[Data records]
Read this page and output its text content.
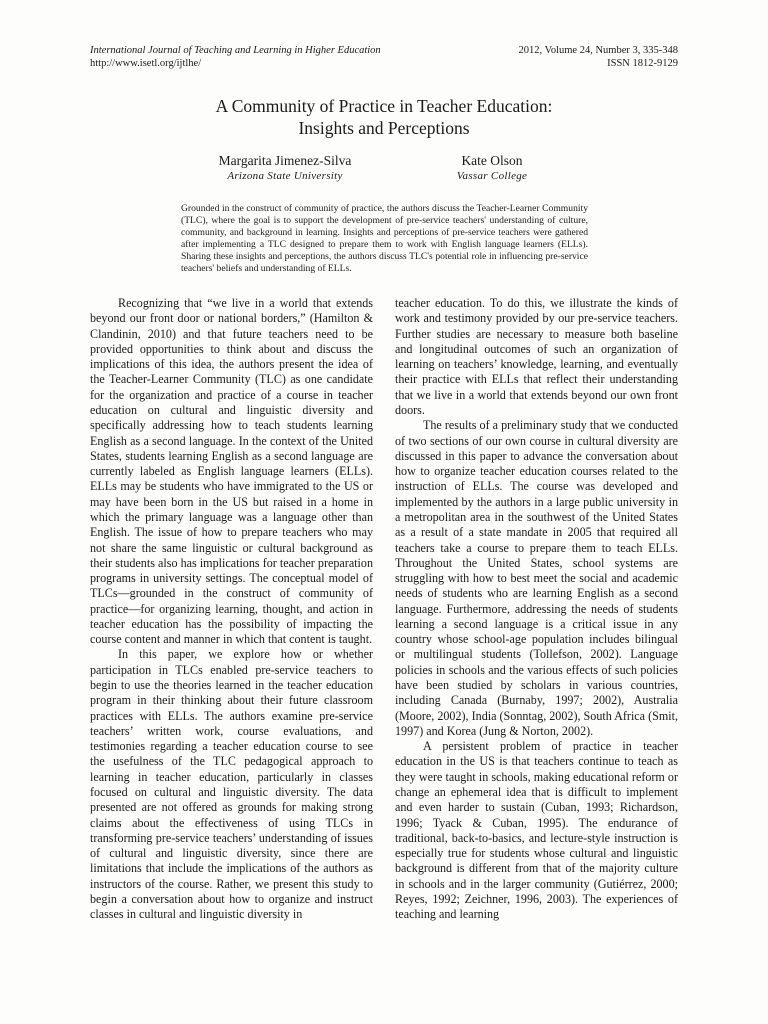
International Journal of Teaching and Learning in Higher Education
http://www.isetl.org/ijtlhe/
2012, Volume 24, Number 3, 335-348
ISSN 1812-9129
A Community of Practice in Teacher Education:
Insights and Perceptions
Margarita Jimenez-Silva
Arizona State University
Kate Olson
Vassar College
Grounded in the construct of community of practice, the authors discuss the Teacher-Learner Community (TLC), where the goal is to support the development of pre-service teachers' understanding of culture, community, and background in learning. Insights and perceptions of pre-service teachers were gathered after implementing a TLC designed to prepare them to work with English language learners (ELLs). Sharing these insights and perceptions, the authors discuss TLC's potential role in influencing pre-service teachers' beliefs and understanding of ELLs.

Recognizing that “we live in a world that extends beyond our front door or national borders,” (Hamilton & Clandinin, 2010) and that future teachers need to be provided opportunities to think about and discuss the implications of this idea, the authors present the idea of the Teacher-Learner Community (TLC) as one candidate for the organization and practice of a course in teacher education on cultural and linguistic diversity and specifically addressing how to teach students learning English as a second language. In the context of the United States, students learning English as a second language are currently labeled as English language learners (ELLs). ELLs may be students who have immigrated to the US or may have been born in the US but raised in a home in which the primary language was a language other than English. The issue of how to prepare teachers who may not share the same linguistic or cultural background as their students also has implications for teacher preparation programs in university settings. The conceptual model of TLCs—grounded in the construct of community of practice—for organizing learning, thought, and action in teacher education has the possibility of impacting the course content and manner in which that content is taught.

In this paper, we explore how or whether participation in TLCs enabled pre-service teachers to begin to use the theories learned in the teacher education program in their thinking about their future classroom practices with ELLs. The authors examine pre-service teachers’ written work, course evaluations, and testimonies regarding a teacher education course to see the usefulness of the TLC pedagogical approach to learning in teacher education, particularly in classes focused on cultural and linguistic diversity. The data presented are not offered as grounds for making strong claims about the effectiveness of using TLCs in transforming pre-service teachers’ understanding of issues of cultural and linguistic diversity, since there are limitations that include the implications of the authors as instructors of the course. Rather, we present this study to begin a conversation about how to organize and instruct classes in cultural and linguistic diversity in

teacher education. To do this, we illustrate the kinds of work and testimony provided by our pre-service teachers. Further studies are necessary to measure both baseline and longitudinal outcomes of such an organization of learning on teachers’ knowledge, learning, and eventually their practice with ELLs that reflect their understanding that we live in a world that extends beyond our own front doors.

The results of a preliminary study that we conducted of two sections of our own course in cultural diversity are discussed in this paper to advance the conversation about how to organize teacher education courses related to the instruction of ELLs. The course was developed and implemented by the authors in a large public university in a metropolitan area in the southwest of the United States as a result of a state mandate in 2005 that required all teachers take a course to prepare them to teach ELLs. Throughout the United States, school systems are struggling with how to best meet the social and academic needs of students who are learning English as a second language. Furthermore, addressing the needs of students learning a second language is a critical issue in any country whose school-age population includes bilingual or multilingual students (Tollefson, 2002). Language policies in schools and the various effects of such policies have been studied by scholars in various countries, including Canada (Burnaby, 1997; 2002), Australia (Moore, 2002), India (Sonntag, 2002), South Africa (Smit, 1997) and Korea (Jung & Norton, 2002).

A persistent problem of practice in teacher education in the US is that teachers continue to teach as they were taught in schools, making educational reform or change an ephemeral idea that is difficult to implement and even harder to sustain (Cuban, 1993; Richardson, 1996; Tyack & Cuban, 1995). The endurance of traditional, back-to-basics, and lecture-style instruction is especially true for students whose cultural and linguistic background is different from that of the majority culture in schools and in the larger community (Gutiérrez, 2000; Reyes, 1992; Zeichner, 1996, 2003). The experiences of teaching and learning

WHAT THE TASK REQUIRES.
Keep the pictures out of the copy and write out the data exactly as it stands.

WRITTEN RESPONSE.
Read this page and output its text content.
International Journal of Teaching and Learning in Higher Education
http://www.isetl.org/ijtlhe/
2012, Volume 24, Number 3, 335-348
ISSN 1812-9129
A Community of Practice in Teacher Education:
Insights and Perceptions
Margarita Jimenez-Silva
Arizona State University
Kate Olson
Vassar College
Grounded in the construct of community of practice, the authors discuss the Teacher-Learner Community (TLC), where the goal is to support the development of pre-service teachers' understanding of culture, community, and background in learning. Insights and perceptions of pre-service teachers were gathered after implementing a TLC designed to prepare them to work with English language learners (ELLs). Sharing these insights and perceptions, the authors discuss TLC's potential role in influencing pre-service teachers' beliefs and understanding of ELLs.

Recognizing that “we live in a world that extends beyond our front door or national borders,” (Hamilton & Clandinin, 2010) and that future teachers need to be provided opportunities to think about and discuss the implications of this idea, the authors present the idea of the Teacher-Learner Community (TLC) as one candidate for the organization and practice of a course in teacher education on cultural and linguistic diversity and specifically addressing how to teach students learning English as a second language. In the context of the United States, students learning English as a second language are currently labeled as English language learners (ELLs). ELLs may be students who have immigrated to the US or may have been born in the US but raised in a home in which the primary language was a language other than English. The issue of how to prepare teachers who may not share the same linguistic or cultural background as their students also has implications for teacher preparation programs in university settings. The conceptual model of TLCs—grounded in the construct of community of practice—for organizing learning, thought, and action in teacher education has the possibility of impacting the course content and manner in which that content is taught.

In this paper, we explore how or whether participation in TLCs enabled pre-service teachers to begin to use the theories learned in the teacher education program in their thinking about their future classroom practices with ELLs. The authors examine pre-service teachers’ written work, course evaluations, and testimonies regarding a teacher education course to see the usefulness of the TLC pedagogical approach to learning in teacher education, particularly in classes focused on cultural and linguistic diversity. The data presented are not offered as grounds for making strong claims about the effectiveness of using TLCs in transforming pre-service teachers’ understanding of issues of cultural and linguistic diversity, since there are limitations that include the implications of the authors as instructors of the course. Rather, we present this study to begin a conversation about how to organize and instruct classes in cultural and linguistic diversity in

teacher education. To do this, we illustrate the kinds of work and testimony provided by our pre-service teachers. Further studies are necessary to measure both baseline and longitudinal outcomes of such an organization of learning on teachers’ knowledge, learning, and eventually their practice with ELLs that reflect their understanding that we live in a world that extends beyond our own front doors.

The results of a preliminary study that we conducted of two sections of our own course in cultural diversity are discussed in this paper to advance the conversation about how to organize teacher education courses related to the instruction of ELLs. The course was developed and implemented by the authors in a large public university in a metropolitan area in the southwest of the United States as a result of a state mandate in 2005 that required all teachers take a course to prepare them to teach ELLs. Throughout the United States, school systems are struggling with how to best meet the social and academic needs of students who are learning English as a second language. Furthermore, addressing the needs of students learning a second language is a critical issue in any country whose school-age population includes bilingual or multilingual students (Tollefson, 2002). Language policies in schools and the various effects of such policies have been studied by scholars in various countries, including Canada (Burnaby, 1997; 2002), Australia (Moore, 2002), India (Sonntag, 2002), South Africa (Smit, 1997) and Korea (Jung & Norton, 2002).

A persistent problem of practice in teacher education in the US is that teachers continue to teach as they were taught in schools, making educational reform or change an ephemeral idea that is difficult to implement and even harder to sustain (Cuban, 1993; Richardson, 1996; Tyack & Cuban, 1995). The endurance of traditional, back-to-basics, and lecture-style instruction is especially true for students whose cultural and linguistic background is different from that of the majority culture in schools and in the larger community (Gutiérrez, 2000; Reyes, 1992; Zeichner, 1996, 2003). The experiences of teaching and learning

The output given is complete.